- Directions -
Lines containing the word "同意並進入下一步" need to be counted. Please reply with how many there are, and nothing else.

- Listing -
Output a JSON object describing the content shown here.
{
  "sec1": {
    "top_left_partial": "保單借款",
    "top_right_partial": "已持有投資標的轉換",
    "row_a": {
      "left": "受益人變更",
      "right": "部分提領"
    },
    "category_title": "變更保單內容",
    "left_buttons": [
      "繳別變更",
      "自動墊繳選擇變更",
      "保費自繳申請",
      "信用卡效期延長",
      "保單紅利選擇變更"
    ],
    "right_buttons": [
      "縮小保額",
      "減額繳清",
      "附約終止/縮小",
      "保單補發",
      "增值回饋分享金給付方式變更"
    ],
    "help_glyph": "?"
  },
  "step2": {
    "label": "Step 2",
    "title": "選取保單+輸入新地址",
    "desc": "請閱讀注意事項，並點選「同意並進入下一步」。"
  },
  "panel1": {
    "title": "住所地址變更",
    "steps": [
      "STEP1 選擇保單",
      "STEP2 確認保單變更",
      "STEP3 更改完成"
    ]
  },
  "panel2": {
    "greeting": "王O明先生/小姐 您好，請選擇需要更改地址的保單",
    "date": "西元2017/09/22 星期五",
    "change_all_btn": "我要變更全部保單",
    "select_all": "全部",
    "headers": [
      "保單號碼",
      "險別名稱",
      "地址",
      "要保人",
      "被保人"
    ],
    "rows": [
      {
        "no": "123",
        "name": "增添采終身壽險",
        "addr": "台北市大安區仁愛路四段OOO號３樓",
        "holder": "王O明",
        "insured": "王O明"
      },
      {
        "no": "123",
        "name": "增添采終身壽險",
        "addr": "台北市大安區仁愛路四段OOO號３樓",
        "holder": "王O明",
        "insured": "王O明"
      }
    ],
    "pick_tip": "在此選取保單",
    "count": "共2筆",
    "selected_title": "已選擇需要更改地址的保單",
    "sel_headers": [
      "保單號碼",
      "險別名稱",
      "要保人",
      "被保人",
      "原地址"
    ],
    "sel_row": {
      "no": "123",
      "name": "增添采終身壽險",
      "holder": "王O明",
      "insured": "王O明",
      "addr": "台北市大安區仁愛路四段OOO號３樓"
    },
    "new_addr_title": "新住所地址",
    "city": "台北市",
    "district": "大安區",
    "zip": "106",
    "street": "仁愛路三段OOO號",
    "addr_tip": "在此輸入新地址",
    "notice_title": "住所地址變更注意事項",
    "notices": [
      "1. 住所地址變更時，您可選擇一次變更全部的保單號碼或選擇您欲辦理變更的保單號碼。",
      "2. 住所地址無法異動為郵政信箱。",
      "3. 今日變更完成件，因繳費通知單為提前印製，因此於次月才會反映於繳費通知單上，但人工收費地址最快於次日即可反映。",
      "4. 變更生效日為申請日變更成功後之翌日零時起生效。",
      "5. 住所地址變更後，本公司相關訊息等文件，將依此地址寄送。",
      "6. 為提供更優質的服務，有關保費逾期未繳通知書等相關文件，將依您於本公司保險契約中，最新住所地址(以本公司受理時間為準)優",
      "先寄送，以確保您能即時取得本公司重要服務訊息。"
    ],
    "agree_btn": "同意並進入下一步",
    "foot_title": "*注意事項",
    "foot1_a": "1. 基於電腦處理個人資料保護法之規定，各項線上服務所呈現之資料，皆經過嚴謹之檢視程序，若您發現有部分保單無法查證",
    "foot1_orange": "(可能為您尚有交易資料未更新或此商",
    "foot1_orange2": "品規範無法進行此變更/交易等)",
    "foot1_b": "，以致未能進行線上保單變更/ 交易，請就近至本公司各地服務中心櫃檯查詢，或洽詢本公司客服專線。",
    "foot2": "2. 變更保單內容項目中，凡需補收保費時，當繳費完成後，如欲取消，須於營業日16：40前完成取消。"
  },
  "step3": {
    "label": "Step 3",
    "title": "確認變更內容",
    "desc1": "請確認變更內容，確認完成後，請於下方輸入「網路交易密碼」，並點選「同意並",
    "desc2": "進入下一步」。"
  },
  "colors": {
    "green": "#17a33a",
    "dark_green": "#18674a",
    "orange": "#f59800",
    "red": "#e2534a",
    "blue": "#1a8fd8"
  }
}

- Solution to the exercise -
2